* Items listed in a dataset
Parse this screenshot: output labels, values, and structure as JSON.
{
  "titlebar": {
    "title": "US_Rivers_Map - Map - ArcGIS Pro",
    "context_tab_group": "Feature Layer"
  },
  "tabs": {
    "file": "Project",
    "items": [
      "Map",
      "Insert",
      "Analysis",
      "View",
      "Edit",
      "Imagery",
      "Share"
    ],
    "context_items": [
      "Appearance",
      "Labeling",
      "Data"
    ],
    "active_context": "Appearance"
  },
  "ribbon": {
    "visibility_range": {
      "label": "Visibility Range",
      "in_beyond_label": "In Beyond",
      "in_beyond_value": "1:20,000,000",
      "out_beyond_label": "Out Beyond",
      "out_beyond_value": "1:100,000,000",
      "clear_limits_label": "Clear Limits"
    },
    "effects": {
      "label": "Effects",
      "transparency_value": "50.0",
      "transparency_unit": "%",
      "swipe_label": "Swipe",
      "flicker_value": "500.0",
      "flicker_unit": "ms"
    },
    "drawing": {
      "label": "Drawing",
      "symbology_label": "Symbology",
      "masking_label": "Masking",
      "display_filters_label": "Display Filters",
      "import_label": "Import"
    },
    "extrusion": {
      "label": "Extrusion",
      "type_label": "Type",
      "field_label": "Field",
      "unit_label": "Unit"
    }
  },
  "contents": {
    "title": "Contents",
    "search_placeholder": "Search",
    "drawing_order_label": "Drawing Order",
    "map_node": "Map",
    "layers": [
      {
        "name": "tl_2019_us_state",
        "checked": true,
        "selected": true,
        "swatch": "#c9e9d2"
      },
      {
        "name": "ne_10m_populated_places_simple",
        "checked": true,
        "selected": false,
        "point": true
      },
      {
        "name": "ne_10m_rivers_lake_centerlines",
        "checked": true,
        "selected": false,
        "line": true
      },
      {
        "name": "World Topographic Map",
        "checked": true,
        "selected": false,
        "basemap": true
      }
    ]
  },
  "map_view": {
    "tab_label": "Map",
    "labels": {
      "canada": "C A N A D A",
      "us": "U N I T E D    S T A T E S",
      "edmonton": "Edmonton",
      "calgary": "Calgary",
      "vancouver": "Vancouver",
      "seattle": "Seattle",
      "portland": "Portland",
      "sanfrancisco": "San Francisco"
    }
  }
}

* WHAT THIS TASK INVOLVES
Copy down the whole of the data above, matching it exactly.

* WORKED ANSWER
Parse this screenshot: output labels, values, and structure as JSON.
{
  "titlebar": {
    "title": "US_Rivers_Map - Map - ArcGIS Pro",
    "context_tab_group": "Feature Layer"
  },
  "tabs": {
    "file": "Project",
    "items": [
      "Map",
      "Insert",
      "Analysis",
      "View",
      "Edit",
      "Imagery",
      "Share"
    ],
    "context_items": [
      "Appearance",
      "Labeling",
      "Data"
    ],
    "active_context": "Appearance"
  },
  "ribbon": {
    "visibility_range": {
      "label": "Visibility Range",
      "in_beyond_label": "In Beyond",
      "in_beyond_value": "1:20,000,000",
      "out_beyond_label": "Out Beyond",
      "out_beyond_value": "1:100,000,000",
      "clear_limits_label": "Clear Limits"
    },
    "effects": {
      "label": "Effects",
      "transparency_value": "50.0",
      "transparency_unit": "%",
      "swipe_label": "Swipe",
      "flicker_value": "500.0",
      "flicker_unit": "ms"
    },
    "drawing": {
      "label": "Drawing",
      "symbology_label": "Symbology",
      "masking_label": "Masking",
      "display_filters_label": "Display Filters",
      "import_label": "Import"
    },
    "extrusion": {
      "label": "Extrusion",
      "type_label": "Type",
      "field_label": "Field",
      "unit_label": "Unit"
    }
  },
  "contents": {
    "title": "Contents",
    "search_placeholder": "Search",
    "drawing_order_label": "Drawing Order",
    "map_node": "Map",
    "layers": [
      {
        "name": "tl_2019_us_state",
        "checked": true,
        "selected": true,
        "swatch": "#c9e9d2"
      },
      {
        "name": "ne_10m_populated_places_simple",
        "checked": true,
        "selected": false,
        "point": true
      },
      {
        "name": "ne_10m_rivers_lake_centerlines",
        "checked": true,
        "selected": false,
        "line": true
      },
      {
        "name": "World Topographic Map",
        "checked": true,
        "selected": false,
        "basemap": true
      }
    ]
  },
  "map_view": {
    "tab_label": "Map",
    "labels": {
      "canada": "C A N A D A",
      "us": "U N I T E D    S T A T E S",
      "edmonton": "Edmonton",
      "calgary": "Calgary",
      "vancouver": "Vancouver",
      "seattle": "Seattle",
      "portland": "Portland",
      "sanfrancisco": "San Francisco"
    }
  }
}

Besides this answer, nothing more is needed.